Given request » Find every line in the rows below that contains the string "boxes", treating uppercase and lowercase as different, and copy each of those lines.

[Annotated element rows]
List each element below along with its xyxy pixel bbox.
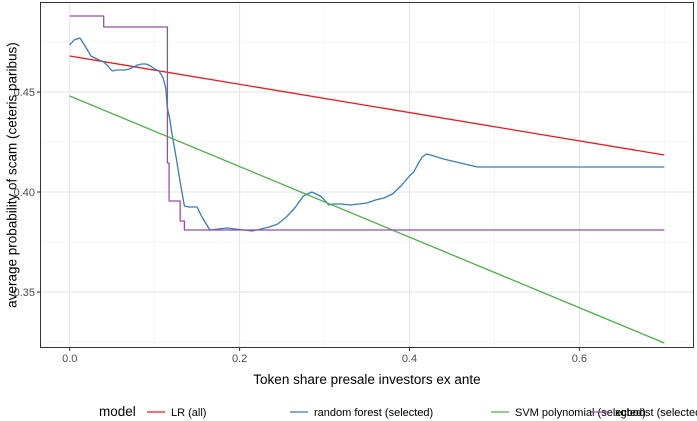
legend: model LR (all) random forest (selected) SV… — [99, 404, 697, 419]
x-axis-title: Token share presale investors ex ante — [253, 372, 480, 387]
y-tick-label: 0.40 — [14, 187, 35, 199]
major-gridlines — [40, 2, 694, 348]
series-line-0 — [69, 55, 665, 156]
legend-label-2: SVM polynomial (selected) — [515, 407, 646, 419]
x-tick-label: 0.2 — [232, 353, 247, 365]
plot-panel — [40, 2, 694, 348]
x-axis-ticks: 0.0 0.2 0.4 0.6 — [62, 348, 587, 365]
y-axis-ticks: 0.35 0.40 0.45 — [14, 87, 40, 299]
x-tick-label: 0.0 — [62, 353, 77, 365]
legend-label-3: xgboost (selected) — [615, 407, 697, 419]
series-line-1 — [69, 37, 665, 232]
x-tick-label: 0.6 — [572, 353, 587, 365]
x-tick-label: 0.4 — [402, 353, 417, 365]
plot-border — [40, 2, 694, 348]
series-line-3 — [69, 15, 665, 231]
y-tick-label: 0.35 — [14, 287, 35, 299]
legend-label-1: random forest (selected) — [314, 407, 433, 419]
minor-gridlines — [40, 2, 694, 348]
legend-title: model — [99, 404, 136, 419]
series-line-2 — [69, 95, 665, 344]
y-axis-title: average probability of scam (ceteris par… — [5, 42, 20, 308]
legend-label-0: LR (all) — [171, 407, 206, 419]
y-tick-label: 0.45 — [14, 87, 35, 99]
series-layer — [69, 15, 665, 344]
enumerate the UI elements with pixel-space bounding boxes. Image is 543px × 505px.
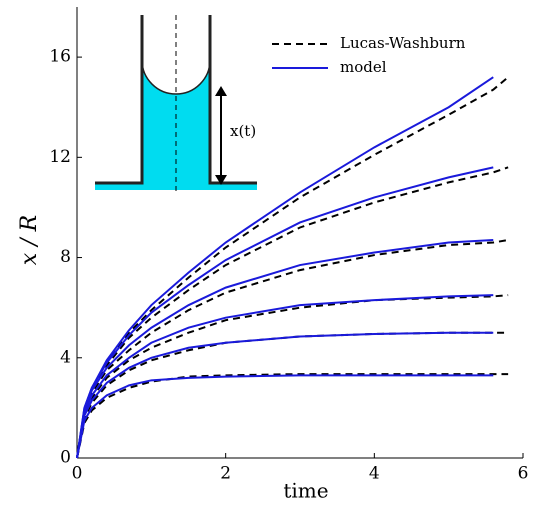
y-tick-label: 16: [49, 47, 71, 67]
tube-wall: [95, 15, 257, 185]
series-line: [76, 239, 494, 459]
inset-label: x(t): [230, 122, 256, 140]
inset-diagram: x(t): [95, 15, 257, 192]
series-line: [76, 76, 509, 459]
series-line: [76, 239, 509, 459]
x-tick-label: 2: [220, 464, 231, 484]
y-tick-label: 8: [60, 247, 71, 267]
x-tick-label: 4: [369, 464, 380, 484]
y-tick-label: 12: [49, 147, 71, 167]
series-line: [76, 374, 494, 459]
series-line: [76, 331, 509, 459]
x-tick-label: 0: [72, 464, 83, 484]
series-line: [76, 331, 494, 459]
y-axis-label: x / R: [17, 215, 42, 265]
x-tick-label: 6: [518, 464, 529, 484]
meniscus: [141, 59, 211, 95]
series-line: [76, 294, 494, 459]
series-line: [76, 166, 494, 459]
arrowheads: [215, 86, 227, 185]
y-tick-label: 0: [60, 448, 71, 468]
x-axis-label: time: [283, 479, 328, 503]
legend-label: model: [340, 58, 387, 76]
series-line: [76, 76, 494, 459]
legend-label: Lucas-Washburn: [340, 34, 466, 52]
series-line: [76, 373, 509, 459]
series-line: [76, 166, 509, 459]
y-tick-label: 4: [60, 347, 71, 367]
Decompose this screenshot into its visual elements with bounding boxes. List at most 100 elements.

Expected output »
enumerate the UI elements with pixel-space bounding boxes. Image is 543px × 505px.
Decompose this screenshot into its visual elements with bounding boxes. List at most 100 elements.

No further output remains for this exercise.